[Start Records supplied]

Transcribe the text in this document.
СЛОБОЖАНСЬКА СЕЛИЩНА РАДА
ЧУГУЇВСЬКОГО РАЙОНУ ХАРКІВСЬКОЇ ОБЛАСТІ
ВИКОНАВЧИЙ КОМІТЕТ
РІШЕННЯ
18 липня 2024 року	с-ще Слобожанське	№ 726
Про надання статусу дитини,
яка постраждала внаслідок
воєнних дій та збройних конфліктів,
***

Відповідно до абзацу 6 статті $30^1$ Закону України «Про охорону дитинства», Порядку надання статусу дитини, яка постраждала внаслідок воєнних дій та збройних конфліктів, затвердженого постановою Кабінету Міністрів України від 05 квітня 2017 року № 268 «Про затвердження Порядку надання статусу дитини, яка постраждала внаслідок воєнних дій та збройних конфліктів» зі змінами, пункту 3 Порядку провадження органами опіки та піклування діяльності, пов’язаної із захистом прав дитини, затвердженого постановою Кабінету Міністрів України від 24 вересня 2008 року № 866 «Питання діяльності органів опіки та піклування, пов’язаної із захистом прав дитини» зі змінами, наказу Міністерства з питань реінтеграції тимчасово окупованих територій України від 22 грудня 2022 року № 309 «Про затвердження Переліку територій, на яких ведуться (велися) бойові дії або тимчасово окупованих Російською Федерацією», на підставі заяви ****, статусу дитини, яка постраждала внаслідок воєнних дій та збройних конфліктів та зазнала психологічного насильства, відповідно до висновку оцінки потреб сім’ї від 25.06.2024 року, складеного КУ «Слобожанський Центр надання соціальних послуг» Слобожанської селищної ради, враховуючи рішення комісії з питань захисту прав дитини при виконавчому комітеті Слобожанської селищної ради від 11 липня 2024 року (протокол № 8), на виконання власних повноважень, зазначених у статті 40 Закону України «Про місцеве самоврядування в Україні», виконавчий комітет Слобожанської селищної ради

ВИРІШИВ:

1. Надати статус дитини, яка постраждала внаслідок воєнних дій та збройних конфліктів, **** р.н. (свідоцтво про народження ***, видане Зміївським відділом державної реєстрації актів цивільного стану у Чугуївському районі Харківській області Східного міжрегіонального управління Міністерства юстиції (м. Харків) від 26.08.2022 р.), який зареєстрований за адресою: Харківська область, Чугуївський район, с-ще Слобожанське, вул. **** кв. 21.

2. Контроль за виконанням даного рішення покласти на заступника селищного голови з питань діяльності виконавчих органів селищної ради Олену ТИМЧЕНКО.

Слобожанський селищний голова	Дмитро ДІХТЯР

[End Records supplied]

• _Work to complete_
Work out the number of lines above that include the string "Слобожанське" and write only that number.

• _Complete answer_
2